### Exercise directions
Of the lines listed below, how many contain the string "poisonedfish"? Answer with the number alone.

### Given information
______

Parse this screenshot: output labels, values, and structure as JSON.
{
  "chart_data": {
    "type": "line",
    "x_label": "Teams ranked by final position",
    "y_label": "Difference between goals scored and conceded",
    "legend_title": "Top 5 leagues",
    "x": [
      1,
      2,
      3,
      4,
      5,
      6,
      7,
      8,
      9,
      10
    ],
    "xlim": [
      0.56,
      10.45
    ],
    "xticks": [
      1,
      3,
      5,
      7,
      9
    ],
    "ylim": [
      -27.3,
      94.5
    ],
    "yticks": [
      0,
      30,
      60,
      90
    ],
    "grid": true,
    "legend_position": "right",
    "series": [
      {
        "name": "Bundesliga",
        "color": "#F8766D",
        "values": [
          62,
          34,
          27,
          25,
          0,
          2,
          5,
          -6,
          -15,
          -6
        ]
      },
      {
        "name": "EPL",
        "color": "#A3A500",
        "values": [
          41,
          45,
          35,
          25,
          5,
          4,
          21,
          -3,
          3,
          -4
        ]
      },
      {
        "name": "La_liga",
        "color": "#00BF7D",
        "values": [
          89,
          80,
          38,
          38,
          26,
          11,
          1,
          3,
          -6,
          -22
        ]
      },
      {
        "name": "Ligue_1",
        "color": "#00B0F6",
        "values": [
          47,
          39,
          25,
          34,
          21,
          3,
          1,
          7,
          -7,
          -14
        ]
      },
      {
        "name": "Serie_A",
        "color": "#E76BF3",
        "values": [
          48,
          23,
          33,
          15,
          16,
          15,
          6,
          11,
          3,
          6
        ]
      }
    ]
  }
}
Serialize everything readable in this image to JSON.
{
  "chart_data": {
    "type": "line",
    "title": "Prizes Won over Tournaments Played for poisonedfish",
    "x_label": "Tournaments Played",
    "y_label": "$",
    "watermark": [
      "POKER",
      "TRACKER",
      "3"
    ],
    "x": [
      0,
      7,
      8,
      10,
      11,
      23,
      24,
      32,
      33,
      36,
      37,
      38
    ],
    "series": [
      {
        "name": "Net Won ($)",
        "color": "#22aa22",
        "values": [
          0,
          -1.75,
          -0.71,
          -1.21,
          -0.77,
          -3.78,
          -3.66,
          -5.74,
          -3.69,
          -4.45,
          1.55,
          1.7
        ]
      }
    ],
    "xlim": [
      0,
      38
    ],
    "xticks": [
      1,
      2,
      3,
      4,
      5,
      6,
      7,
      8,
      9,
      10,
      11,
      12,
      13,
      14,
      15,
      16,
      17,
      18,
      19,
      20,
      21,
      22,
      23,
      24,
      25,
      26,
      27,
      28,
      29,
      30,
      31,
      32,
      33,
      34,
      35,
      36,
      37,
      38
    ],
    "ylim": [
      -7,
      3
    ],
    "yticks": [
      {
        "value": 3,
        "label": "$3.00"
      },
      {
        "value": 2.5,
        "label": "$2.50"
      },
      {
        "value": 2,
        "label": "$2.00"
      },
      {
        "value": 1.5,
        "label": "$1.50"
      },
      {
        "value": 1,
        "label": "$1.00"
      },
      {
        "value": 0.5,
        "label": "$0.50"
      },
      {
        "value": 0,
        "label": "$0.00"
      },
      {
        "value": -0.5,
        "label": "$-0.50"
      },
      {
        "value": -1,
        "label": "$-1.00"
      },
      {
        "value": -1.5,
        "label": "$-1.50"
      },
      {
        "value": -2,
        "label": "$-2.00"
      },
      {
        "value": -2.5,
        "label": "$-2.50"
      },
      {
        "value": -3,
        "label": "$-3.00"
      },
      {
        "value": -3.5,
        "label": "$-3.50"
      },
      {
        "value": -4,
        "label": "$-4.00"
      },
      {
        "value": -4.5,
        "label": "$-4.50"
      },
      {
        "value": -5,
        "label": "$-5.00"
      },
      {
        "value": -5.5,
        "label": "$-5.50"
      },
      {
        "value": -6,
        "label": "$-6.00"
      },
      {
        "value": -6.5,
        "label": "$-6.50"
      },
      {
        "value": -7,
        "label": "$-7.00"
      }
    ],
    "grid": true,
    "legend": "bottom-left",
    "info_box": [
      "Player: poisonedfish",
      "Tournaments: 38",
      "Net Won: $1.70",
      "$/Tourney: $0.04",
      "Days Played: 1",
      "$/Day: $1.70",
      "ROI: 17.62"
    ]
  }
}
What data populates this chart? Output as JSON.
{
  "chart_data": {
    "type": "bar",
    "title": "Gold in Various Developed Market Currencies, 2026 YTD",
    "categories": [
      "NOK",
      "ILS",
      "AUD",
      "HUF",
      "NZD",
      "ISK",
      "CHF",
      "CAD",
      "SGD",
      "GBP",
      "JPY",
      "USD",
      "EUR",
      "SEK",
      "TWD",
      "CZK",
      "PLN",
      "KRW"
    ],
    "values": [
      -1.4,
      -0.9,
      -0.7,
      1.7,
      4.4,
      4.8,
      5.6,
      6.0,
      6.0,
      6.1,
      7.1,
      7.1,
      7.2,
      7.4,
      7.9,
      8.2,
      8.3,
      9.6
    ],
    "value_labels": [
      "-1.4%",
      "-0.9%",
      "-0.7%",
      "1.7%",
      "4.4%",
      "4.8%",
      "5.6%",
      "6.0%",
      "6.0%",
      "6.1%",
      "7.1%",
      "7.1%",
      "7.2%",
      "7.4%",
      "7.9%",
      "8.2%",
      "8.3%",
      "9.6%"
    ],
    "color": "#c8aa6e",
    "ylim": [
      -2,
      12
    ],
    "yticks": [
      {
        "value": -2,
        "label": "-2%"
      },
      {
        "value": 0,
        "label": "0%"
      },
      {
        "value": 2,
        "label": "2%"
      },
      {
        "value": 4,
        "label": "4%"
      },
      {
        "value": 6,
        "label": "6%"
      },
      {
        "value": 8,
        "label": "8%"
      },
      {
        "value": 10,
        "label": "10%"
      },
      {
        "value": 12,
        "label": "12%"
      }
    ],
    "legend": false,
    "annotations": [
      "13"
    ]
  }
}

______

### Task result
2